__Stored records__.

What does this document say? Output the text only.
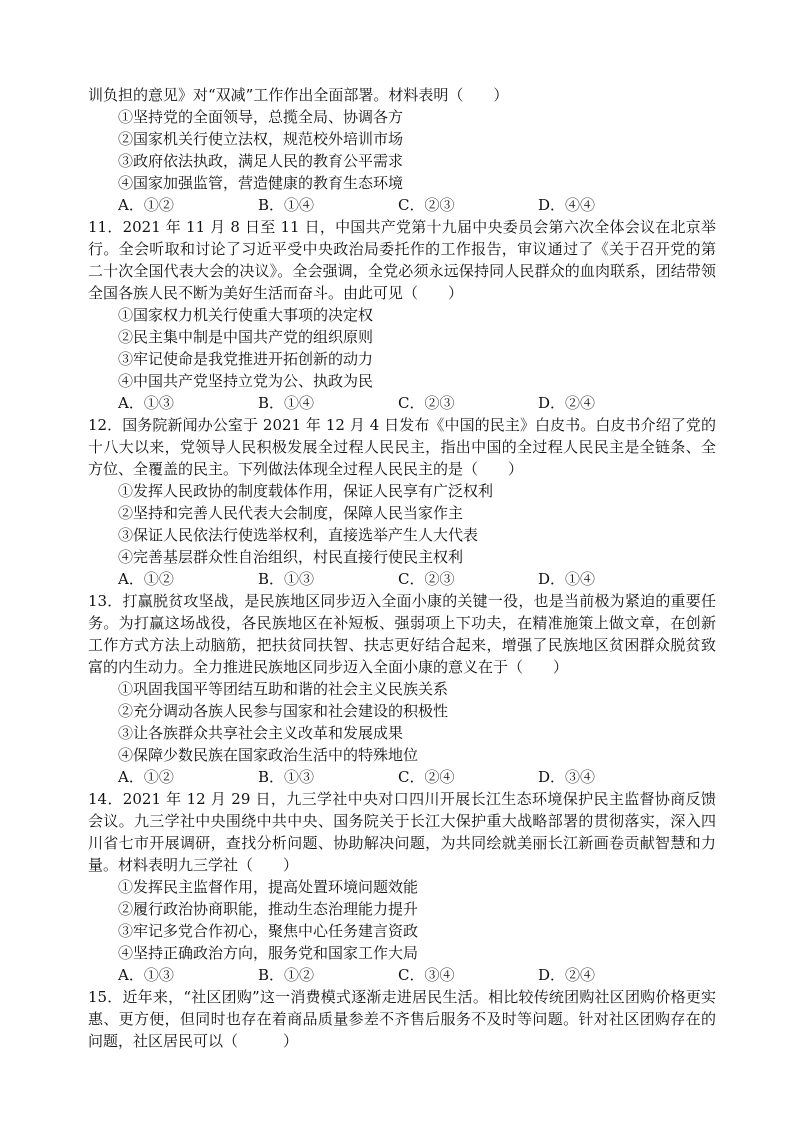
训负担的意见》对“双减”工作作出全面部署。材料表明（　　）

①坚持党的全面领导，总揽全局、协调各方

②国家机关行使立法权，规范校外培训市场

③政府依法执政，满足人民的教育公平需求

④国家加强监管，营造健康的教育生态环境

A．①②	B．①④	C．②③	D．④④

11．2021 年 11 月 8 日至 11 日，中国共产党第十九届中央委员会第六次全体会议在北京举行。全会听取和讨论了习近平受中央政治局委托作的工作报告，审议通过了《关于召开党的第二十次全国代表大会的决议》。全会强调，全党必须永远保持同人民群众的血肉联系，团结带领全国各族人民不断为美好生活而奋斗。由此可见（　　）

①国家权力机关行使重大事项的决定权

②民主集中制是中国共产党的组织原则

③牢记使命是我党推进开拓创新的动力

④中国共产党坚持立党为公、执政为民

A．①③	B．①④	C．②③	D．②④

12．国务院新闻办公室于 2021 年 12 月 4 日发布《中国的民主》白皮书。白皮书介绍了党的十八大以来，党领导人民积极发展全过程人民民主，指出中国的全过程人民民主是全链条、全方位、全覆盖的民主。下列做法体现全过程人民民主的是（　　）

①发挥人民政协的制度载体作用，保证人民享有广泛权利

②坚持和完善人民代表大会制度，保障人民当家作主

③保证人民依法行使选举权利，直接选举产生人大代表

④完善基层群众性自治组织，村民直接行使民主权利

A．①②	B．①③	C．②③	D．①④

13．打赢脱贫攻坚战，是民族地区同步迈入全面小康的关键一役，也是当前极为紧迫的重要任务。为打赢这场战役，各民族地区在补短板、强弱项上下功夫，在精准施策上做文章，在创新工作方式方法上动脑筋，把扶贫同扶智、扶志更好结合起来，增强了民族地区贫困群众脱贫致富的内生动力。全力推进民族地区同步迈入全面小康的意义在于（　　）

①巩固我国平等团结互助和谐的社会主义民族关系

②充分调动各族人民参与国家和社会建设的积极性

③让各族群众共享社会主义改革和发展成果

④保障少数民族在国家政治生活中的特殊地位

A．①②	B．①③	C．②④	D．③④

14．2021 年 12 月 29 日，九三学社中央对口四川开展长江生态环境保护民主监督协商反馈会议。九三学社中央围绕中共中央、国务院关于长江大保护重大战略部署的贯彻落实，深入四川省七市开展调研，查找分析问题、协助解决问题，为共同绘就美丽长江新画卷贡献智慧和力量。材料表明九三学社（　　）

①发挥民主监督作用，提高处置环境问题效能

②履行政治协商职能，推动生态治理能力提升

③牢记多党合作初心，聚焦中心任务建言资政

④坚持正确政治方向，服务党和国家工作大局

A．①③	B．①②	C．③④	D．②④

15．近年来，“社区团购”这一消费模式逐渐走进居民生活。相比较传统团购社区团购价格更实惠、更方便，但同时也存在着商品质量参差不齐售后服务不及时等问题。针对社区团购存在的问题，社区居民可以（　　　）
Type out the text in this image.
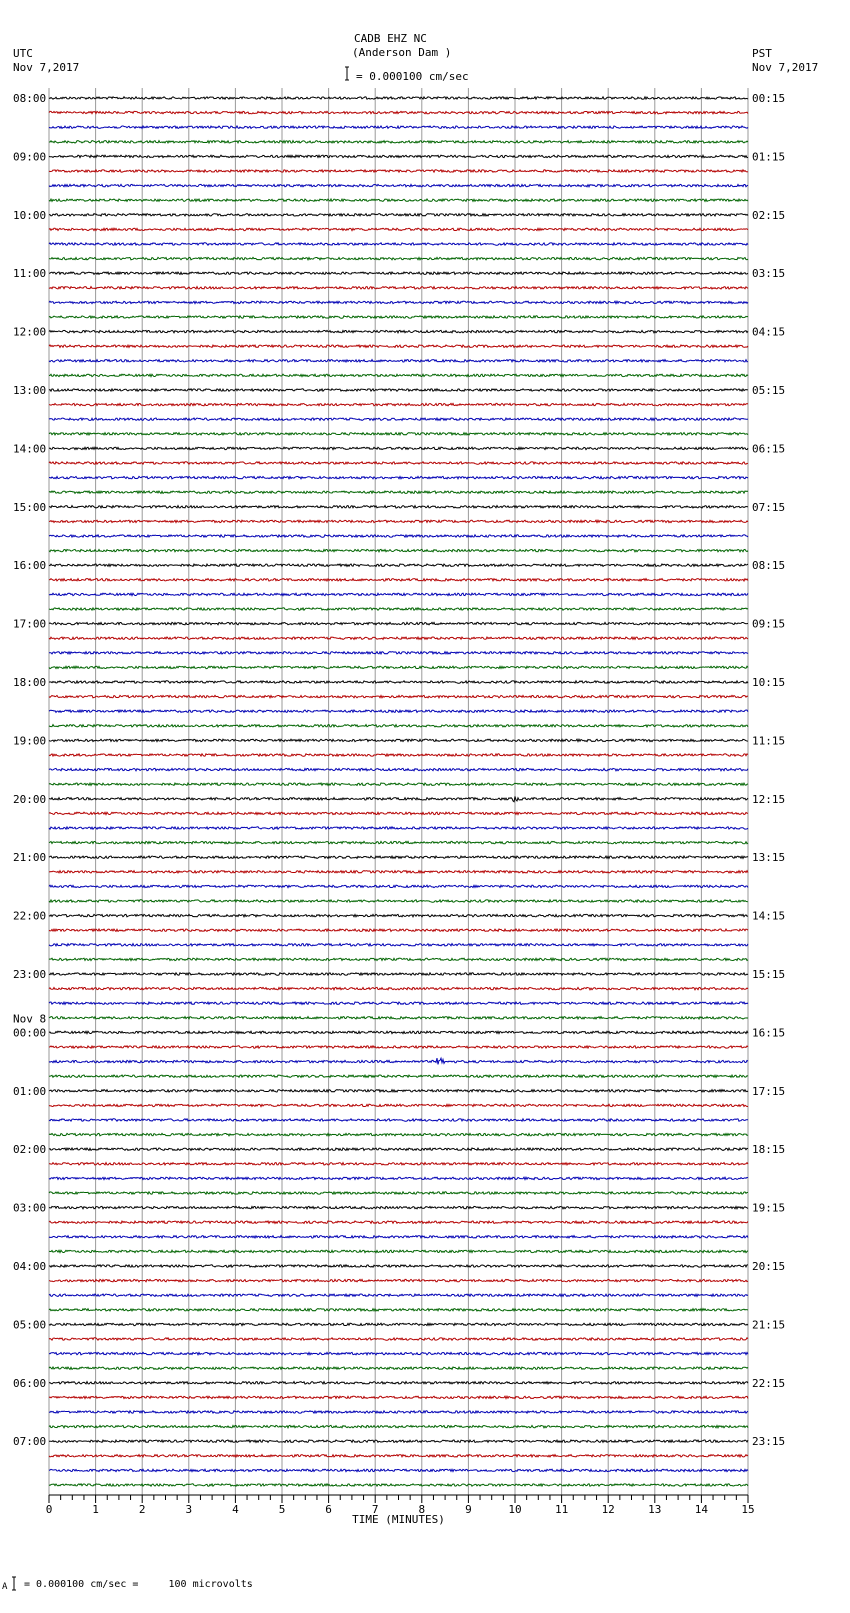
CADB EHZ NC
(Anderson Dam )
= 0.000100 cm/sec
UTC
Nov 7,2017
PST
Nov 7,2017
08:00
09:00
10:00
11:00
12:00
13:00
14:00
15:00
16:00
17:00
18:00
19:00
20:00
21:00
22:00
23:00
00:00
Nov 8
01:00
02:00
03:00
04:00
05:00
06:00
07:00
00:15
01:15
02:15
03:15
04:15
05:15
06:15
07:15
08:15
09:15
10:15
11:15
12:15
13:15
14:15
15:15
16:15
17:15
18:15
19:15
20:15
21:15
22:15
23:15
0	1	2	3	4	5	6	7	8	9	10	11	12	13	14	15
TIME (MINUTES)
A = 0.000100 cm/sec =     100 microvolts
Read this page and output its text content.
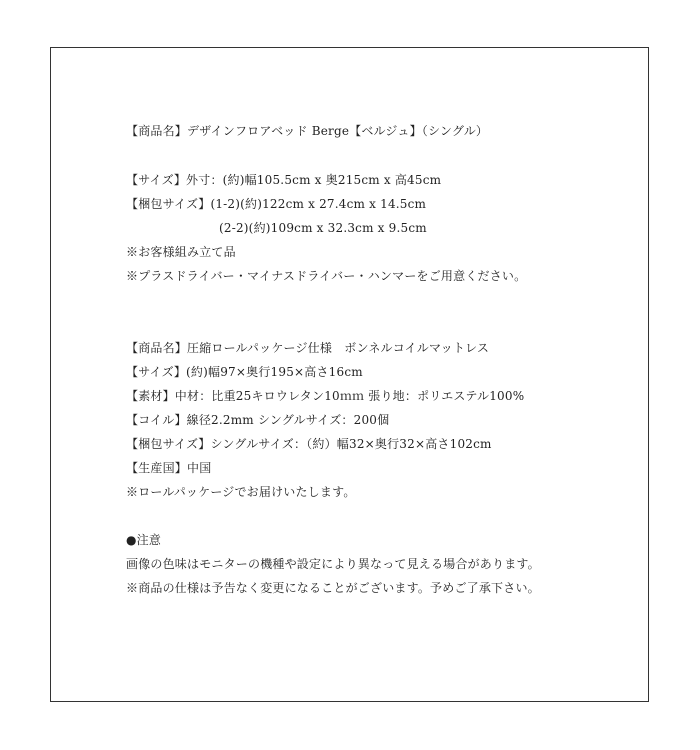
【商品名】デザインフロアベッド Berge【ベルジュ】（シングル）
【サイズ】外寸：(約)幅105.5cm x 奥215cm x 高45cm
【梱包サイズ】(1-2)(約)122cm x 27.4cm x 14.5cm
(2-2)(約)109cm x 32.3cm x 9.5cm
※お客様組み立て品
※プラスドライバー・マイナスドライバー・ハンマーをご用意ください。
【商品名】圧縮ロールパッケージ仕様　ボンネルコイルマットレス
【サイズ】(約)幅97×奥行195×高さ16cm
【素材】中材：比重25キロウレタン10ｍｍ 張り地：ポリエステル100%
【コイル】線径2.2mm シングルサイズ：200個
【梱包サイズ】シングルサイズ：（約）幅32×奥行32×高さ102cm
【生産国】中国
※ロールパッケージでお届けいたします。
●注意
画像の色味はモニターの機種や設定により異なって見える場合があります。
※商品の仕様は予告なく変更になることがございます。予めご了承下さい。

__Requirement__. Look through the data above. Find each line with the string "text" and copy it.

__Expected answer__.
What does this document say? Output the text only.
Type out the text in this image.
Read this page and output its text content.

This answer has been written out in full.